Input for this task >>
· · · ·

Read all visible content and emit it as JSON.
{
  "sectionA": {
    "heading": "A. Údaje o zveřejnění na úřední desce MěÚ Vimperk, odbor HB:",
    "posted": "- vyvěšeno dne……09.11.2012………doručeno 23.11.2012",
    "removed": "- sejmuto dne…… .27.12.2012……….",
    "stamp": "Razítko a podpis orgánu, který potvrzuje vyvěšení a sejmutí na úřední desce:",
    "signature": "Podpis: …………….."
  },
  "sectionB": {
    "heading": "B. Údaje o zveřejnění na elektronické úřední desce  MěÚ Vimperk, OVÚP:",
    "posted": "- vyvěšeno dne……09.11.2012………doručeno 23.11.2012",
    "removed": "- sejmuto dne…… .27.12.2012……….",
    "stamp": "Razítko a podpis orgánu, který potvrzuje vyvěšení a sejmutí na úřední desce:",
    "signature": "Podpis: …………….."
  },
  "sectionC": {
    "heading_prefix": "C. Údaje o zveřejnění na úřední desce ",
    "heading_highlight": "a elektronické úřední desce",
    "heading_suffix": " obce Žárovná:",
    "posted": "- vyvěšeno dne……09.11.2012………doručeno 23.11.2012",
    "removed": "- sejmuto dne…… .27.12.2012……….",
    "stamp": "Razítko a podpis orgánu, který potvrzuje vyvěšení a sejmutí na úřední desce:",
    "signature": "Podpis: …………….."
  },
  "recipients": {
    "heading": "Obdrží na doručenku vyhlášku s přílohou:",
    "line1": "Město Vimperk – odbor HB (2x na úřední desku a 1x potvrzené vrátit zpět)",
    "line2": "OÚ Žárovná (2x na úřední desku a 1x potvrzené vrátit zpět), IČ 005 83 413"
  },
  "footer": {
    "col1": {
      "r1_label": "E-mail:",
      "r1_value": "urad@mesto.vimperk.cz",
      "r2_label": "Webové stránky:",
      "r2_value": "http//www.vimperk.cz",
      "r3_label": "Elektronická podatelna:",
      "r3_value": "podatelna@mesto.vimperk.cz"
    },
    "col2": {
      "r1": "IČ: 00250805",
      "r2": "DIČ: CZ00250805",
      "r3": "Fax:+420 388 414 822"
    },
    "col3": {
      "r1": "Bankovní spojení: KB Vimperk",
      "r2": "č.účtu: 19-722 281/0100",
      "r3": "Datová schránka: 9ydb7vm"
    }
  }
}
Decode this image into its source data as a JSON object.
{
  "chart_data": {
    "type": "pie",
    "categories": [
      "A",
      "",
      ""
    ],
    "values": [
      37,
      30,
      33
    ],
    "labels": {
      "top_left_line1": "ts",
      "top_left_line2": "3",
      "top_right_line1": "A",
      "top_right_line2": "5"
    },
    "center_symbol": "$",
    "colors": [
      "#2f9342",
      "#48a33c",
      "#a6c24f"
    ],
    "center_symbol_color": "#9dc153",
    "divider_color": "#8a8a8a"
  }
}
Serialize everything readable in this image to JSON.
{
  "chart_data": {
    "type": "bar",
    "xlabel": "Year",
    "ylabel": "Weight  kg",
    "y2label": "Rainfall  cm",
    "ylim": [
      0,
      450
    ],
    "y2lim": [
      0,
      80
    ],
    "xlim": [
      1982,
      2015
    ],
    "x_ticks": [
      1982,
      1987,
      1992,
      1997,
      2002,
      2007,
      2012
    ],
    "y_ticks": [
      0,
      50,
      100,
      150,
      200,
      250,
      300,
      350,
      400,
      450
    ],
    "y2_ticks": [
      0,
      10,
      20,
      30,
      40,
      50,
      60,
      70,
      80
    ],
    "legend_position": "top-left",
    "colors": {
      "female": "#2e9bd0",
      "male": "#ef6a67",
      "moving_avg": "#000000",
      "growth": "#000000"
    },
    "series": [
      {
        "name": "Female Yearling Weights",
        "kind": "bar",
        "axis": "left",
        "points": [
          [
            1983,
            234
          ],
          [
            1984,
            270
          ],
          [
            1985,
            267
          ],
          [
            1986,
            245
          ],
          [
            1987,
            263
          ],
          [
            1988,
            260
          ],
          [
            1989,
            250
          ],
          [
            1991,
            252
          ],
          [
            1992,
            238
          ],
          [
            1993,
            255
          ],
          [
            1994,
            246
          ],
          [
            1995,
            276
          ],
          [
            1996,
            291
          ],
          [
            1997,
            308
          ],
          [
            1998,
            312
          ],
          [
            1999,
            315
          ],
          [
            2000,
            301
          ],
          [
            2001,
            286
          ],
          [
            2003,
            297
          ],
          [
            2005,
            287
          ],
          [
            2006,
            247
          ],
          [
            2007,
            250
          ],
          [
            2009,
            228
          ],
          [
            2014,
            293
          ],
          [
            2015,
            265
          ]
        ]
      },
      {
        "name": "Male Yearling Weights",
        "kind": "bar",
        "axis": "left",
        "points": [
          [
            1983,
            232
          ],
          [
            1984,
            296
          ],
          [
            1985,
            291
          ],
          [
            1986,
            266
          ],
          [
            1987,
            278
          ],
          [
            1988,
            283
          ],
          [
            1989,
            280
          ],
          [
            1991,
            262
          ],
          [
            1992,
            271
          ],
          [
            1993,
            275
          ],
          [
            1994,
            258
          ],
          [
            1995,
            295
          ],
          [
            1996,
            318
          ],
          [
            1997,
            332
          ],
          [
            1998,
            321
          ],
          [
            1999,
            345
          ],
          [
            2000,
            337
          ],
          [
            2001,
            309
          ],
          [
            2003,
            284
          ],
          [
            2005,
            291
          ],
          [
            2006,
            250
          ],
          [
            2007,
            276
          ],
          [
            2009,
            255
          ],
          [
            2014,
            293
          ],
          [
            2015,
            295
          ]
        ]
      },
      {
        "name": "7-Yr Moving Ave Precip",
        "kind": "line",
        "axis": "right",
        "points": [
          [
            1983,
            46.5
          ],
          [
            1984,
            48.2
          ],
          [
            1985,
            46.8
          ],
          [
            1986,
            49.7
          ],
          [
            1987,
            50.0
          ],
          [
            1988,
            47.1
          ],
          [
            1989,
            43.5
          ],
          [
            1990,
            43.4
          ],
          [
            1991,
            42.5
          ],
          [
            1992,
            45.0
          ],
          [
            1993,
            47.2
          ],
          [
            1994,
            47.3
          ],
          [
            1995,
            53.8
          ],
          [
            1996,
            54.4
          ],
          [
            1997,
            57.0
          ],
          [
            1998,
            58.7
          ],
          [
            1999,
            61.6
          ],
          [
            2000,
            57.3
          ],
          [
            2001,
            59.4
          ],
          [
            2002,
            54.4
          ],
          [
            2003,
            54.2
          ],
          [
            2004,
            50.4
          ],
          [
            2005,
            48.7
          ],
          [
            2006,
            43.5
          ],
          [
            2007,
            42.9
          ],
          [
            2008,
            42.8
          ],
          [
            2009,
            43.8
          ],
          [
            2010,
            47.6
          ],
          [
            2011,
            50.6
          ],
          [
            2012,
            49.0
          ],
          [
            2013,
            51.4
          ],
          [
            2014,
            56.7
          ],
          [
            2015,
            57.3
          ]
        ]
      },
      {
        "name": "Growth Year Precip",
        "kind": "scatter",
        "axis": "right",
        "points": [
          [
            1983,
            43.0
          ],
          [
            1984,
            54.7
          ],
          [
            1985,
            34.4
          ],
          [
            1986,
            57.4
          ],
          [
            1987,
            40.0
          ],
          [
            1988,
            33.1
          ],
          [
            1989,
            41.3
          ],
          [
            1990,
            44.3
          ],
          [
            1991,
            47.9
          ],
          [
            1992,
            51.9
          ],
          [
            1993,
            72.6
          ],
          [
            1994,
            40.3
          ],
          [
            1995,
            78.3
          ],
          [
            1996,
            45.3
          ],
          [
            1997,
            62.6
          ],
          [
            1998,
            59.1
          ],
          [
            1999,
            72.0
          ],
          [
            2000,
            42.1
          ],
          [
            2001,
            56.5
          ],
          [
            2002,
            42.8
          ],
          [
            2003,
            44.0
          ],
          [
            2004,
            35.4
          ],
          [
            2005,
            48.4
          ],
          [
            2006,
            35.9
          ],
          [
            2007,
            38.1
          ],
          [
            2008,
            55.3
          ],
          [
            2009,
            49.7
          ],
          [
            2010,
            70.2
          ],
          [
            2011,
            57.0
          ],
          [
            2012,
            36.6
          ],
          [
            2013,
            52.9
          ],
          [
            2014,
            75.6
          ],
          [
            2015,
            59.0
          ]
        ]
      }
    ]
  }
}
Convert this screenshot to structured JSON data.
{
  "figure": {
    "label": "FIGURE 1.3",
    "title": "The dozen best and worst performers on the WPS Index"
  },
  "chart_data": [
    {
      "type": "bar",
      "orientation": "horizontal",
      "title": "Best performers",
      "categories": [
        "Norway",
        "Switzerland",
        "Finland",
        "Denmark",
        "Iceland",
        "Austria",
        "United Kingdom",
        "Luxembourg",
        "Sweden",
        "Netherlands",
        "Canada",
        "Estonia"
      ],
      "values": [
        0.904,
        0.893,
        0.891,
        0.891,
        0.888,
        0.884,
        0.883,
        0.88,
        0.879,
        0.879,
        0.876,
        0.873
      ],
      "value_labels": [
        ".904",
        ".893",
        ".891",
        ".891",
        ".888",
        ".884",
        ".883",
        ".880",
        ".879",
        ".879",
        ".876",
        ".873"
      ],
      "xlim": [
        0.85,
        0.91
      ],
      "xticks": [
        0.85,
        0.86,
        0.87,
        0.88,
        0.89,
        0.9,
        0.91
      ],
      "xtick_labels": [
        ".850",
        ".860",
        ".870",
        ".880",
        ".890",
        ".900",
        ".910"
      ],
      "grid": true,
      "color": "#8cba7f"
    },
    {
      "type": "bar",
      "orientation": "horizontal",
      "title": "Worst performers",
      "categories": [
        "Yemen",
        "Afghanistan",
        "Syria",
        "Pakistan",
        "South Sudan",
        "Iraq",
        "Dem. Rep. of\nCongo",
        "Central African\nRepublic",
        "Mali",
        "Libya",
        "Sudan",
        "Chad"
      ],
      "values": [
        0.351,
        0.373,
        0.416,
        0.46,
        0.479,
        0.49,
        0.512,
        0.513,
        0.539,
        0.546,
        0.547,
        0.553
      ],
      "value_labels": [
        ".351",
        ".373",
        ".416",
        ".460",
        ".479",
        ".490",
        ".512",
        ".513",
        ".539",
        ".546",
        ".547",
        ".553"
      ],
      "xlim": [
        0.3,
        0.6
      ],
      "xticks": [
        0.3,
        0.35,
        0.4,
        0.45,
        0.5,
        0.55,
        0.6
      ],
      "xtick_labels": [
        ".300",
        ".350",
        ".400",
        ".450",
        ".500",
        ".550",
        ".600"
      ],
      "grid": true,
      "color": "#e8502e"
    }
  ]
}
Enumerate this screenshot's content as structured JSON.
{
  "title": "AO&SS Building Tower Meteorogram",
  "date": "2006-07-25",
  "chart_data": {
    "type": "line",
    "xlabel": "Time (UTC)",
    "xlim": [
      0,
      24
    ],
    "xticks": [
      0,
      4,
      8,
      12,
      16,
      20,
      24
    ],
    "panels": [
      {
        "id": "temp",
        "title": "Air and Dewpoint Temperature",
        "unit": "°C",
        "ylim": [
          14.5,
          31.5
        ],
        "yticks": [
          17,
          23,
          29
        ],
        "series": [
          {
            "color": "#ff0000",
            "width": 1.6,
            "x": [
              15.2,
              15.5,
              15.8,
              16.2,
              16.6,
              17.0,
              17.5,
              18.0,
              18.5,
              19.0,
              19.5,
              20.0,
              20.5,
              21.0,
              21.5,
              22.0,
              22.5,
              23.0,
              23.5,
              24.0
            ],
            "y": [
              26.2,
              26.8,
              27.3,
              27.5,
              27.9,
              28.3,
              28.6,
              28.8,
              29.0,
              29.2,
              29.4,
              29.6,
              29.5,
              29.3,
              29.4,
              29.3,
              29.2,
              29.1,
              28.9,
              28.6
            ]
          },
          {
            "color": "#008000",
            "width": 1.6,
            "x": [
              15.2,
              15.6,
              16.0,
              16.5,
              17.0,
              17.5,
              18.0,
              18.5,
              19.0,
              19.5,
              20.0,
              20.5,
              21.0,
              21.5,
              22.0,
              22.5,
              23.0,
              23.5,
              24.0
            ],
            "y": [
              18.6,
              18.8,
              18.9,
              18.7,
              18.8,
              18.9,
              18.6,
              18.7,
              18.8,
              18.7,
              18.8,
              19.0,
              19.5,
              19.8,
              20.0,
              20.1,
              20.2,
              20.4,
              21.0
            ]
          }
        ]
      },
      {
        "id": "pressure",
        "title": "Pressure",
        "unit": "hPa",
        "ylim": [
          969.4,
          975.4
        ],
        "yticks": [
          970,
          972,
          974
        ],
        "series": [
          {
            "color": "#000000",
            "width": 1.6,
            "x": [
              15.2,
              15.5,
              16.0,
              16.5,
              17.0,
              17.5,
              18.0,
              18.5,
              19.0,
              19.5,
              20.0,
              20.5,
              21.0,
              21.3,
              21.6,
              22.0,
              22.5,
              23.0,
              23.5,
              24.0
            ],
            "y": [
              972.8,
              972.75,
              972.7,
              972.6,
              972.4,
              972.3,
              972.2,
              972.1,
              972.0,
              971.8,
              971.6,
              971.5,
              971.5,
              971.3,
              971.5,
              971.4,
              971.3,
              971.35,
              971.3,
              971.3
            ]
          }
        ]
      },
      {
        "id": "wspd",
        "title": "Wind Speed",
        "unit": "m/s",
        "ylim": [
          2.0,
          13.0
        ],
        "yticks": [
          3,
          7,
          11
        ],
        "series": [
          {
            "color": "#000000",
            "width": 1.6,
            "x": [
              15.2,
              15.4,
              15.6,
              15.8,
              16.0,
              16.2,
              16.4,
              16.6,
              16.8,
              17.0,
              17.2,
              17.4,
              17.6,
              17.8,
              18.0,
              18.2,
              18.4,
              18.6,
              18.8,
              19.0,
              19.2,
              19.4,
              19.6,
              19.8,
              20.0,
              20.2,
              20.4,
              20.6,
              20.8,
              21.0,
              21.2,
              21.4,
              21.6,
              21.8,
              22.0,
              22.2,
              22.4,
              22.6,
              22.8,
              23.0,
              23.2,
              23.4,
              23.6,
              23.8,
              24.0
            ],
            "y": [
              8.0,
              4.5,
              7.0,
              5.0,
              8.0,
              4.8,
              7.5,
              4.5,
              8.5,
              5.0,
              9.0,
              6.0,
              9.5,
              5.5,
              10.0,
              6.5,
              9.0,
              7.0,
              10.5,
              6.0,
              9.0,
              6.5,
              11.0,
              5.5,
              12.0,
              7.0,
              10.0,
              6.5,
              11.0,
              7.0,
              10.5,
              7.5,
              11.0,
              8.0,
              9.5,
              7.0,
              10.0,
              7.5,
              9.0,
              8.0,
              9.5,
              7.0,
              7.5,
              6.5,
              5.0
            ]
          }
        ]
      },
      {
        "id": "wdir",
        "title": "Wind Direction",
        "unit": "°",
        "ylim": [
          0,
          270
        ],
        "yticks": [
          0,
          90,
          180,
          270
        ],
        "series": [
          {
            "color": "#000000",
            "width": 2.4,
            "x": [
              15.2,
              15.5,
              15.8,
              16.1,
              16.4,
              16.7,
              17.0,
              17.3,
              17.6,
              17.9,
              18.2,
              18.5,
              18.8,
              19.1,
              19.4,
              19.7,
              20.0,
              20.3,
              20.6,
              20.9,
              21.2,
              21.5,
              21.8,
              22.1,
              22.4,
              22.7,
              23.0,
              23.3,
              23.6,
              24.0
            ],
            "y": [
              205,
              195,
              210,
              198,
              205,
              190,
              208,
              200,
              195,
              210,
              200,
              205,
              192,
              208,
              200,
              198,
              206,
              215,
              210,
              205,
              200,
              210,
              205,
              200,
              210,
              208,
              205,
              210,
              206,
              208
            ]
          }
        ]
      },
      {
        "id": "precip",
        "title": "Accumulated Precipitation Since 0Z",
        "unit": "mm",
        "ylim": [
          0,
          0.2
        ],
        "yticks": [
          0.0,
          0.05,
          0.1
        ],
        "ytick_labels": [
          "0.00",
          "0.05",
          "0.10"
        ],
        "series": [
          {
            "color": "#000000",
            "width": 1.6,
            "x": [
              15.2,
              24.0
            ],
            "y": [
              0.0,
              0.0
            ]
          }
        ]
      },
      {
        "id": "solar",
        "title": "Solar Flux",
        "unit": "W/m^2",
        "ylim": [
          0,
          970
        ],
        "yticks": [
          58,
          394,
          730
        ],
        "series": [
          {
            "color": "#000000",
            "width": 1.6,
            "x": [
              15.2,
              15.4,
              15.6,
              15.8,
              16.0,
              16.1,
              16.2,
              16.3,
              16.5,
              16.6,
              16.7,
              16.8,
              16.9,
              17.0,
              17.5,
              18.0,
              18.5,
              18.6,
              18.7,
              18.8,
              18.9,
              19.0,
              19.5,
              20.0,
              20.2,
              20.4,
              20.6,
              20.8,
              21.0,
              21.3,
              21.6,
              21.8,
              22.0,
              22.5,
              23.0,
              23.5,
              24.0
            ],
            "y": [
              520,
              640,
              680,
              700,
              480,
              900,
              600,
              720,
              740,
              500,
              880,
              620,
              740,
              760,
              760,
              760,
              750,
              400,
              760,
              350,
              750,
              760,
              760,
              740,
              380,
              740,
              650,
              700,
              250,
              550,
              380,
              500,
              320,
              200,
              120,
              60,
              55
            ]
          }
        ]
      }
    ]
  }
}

· · · ·

Directions for this task >>
Check every line of the data above for the string "elektronické", and copy those that have it.

Reply to the exercise >>
    "heading": "B. Údaje o zveřejnění na elektronické úřední desce  MěÚ Vimperk, OVÚP:",
    "heading_highlight": "a elektronické úřední desce",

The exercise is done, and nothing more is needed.